* Stated exercise
Restate the material word for word and leave out anything that is a picture.

* Records for this exercise

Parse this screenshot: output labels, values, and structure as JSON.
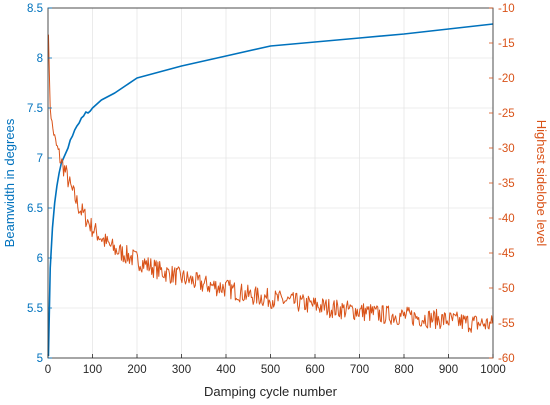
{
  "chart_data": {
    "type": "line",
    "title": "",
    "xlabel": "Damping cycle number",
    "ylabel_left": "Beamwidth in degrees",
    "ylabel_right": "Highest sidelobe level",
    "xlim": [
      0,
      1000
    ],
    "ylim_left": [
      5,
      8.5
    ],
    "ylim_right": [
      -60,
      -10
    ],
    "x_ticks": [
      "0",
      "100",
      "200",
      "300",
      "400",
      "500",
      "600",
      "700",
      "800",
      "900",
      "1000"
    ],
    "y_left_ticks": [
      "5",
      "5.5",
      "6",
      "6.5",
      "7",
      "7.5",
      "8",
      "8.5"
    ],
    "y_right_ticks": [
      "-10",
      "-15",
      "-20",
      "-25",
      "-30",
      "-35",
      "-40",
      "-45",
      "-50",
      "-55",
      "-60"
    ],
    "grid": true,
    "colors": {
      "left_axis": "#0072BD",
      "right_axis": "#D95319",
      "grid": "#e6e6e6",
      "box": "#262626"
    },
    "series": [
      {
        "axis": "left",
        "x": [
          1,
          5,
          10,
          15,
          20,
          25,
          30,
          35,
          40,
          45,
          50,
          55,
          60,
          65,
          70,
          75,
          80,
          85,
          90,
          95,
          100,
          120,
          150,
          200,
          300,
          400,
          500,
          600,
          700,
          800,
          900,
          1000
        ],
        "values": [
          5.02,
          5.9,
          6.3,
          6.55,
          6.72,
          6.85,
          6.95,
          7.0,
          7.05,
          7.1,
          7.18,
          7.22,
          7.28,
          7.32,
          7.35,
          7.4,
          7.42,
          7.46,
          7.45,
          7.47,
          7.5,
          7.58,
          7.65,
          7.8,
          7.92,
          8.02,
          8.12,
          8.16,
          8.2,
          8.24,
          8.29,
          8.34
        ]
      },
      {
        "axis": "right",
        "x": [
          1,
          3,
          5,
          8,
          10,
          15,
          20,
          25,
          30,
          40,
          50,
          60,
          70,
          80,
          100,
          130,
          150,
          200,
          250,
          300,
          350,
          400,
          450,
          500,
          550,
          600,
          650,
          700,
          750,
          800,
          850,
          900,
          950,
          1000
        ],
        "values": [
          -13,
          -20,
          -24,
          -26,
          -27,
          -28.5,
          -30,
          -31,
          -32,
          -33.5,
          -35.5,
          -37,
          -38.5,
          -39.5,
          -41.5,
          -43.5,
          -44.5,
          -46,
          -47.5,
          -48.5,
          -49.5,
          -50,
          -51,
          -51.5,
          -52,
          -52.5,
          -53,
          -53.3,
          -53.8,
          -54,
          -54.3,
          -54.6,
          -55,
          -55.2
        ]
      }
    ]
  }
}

* Completed exercise
Parse this screenshot: output labels, values, and structure as JSON.
{
  "chart_data": {
    "type": "line",
    "title": "",
    "xlabel": "Damping cycle number",
    "ylabel_left": "Beamwidth in degrees",
    "ylabel_right": "Highest sidelobe level",
    "xlim": [
      0,
      1000
    ],
    "ylim_left": [
      5,
      8.5
    ],
    "ylim_right": [
      -60,
      -10
    ],
    "x_ticks": [
      "0",
      "100",
      "200",
      "300",
      "400",
      "500",
      "600",
      "700",
      "800",
      "900",
      "1000"
    ],
    "y_left_ticks": [
      "5",
      "5.5",
      "6",
      "6.5",
      "7",
      "7.5",
      "8",
      "8.5"
    ],
    "y_right_ticks": [
      "-10",
      "-15",
      "-20",
      "-25",
      "-30",
      "-35",
      "-40",
      "-45",
      "-50",
      "-55",
      "-60"
    ],
    "grid": true,
    "colors": {
      "left_axis": "#0072BD",
      "right_axis": "#D95319",
      "grid": "#e6e6e6",
      "box": "#262626"
    },
    "series": [
      {
        "axis": "left",
        "x": [
          1,
          5,
          10,
          15,
          20,
          25,
          30,
          35,
          40,
          45,
          50,
          55,
          60,
          65,
          70,
          75,
          80,
          85,
          90,
          95,
          100,
          120,
          150,
          200,
          300,
          400,
          500,
          600,
          700,
          800,
          900,
          1000
        ],
        "values": [
          5.02,
          5.9,
          6.3,
          6.55,
          6.72,
          6.85,
          6.95,
          7.0,
          7.05,
          7.1,
          7.18,
          7.22,
          7.28,
          7.32,
          7.35,
          7.4,
          7.42,
          7.46,
          7.45,
          7.47,
          7.5,
          7.58,
          7.65,
          7.8,
          7.92,
          8.02,
          8.12,
          8.16,
          8.2,
          8.24,
          8.29,
          8.34
        ]
      },
      {
        "axis": "right",
        "x": [
          1,
          3,
          5,
          8,
          10,
          15,
          20,
          25,
          30,
          40,
          50,
          60,
          70,
          80,
          100,
          130,
          150,
          200,
          250,
          300,
          350,
          400,
          450,
          500,
          550,
          600,
          650,
          700,
          750,
          800,
          850,
          900,
          950,
          1000
        ],
        "values": [
          -13,
          -20,
          -24,
          -26,
          -27,
          -28.5,
          -30,
          -31,
          -32,
          -33.5,
          -35.5,
          -37,
          -38.5,
          -39.5,
          -41.5,
          -43.5,
          -44.5,
          -46,
          -47.5,
          -48.5,
          -49.5,
          -50,
          -51,
          -51.5,
          -52,
          -52.5,
          -53,
          -53.3,
          -53.8,
          -54,
          -54.3,
          -54.6,
          -55,
          -55.2
        ]
      }
    ]
  }
}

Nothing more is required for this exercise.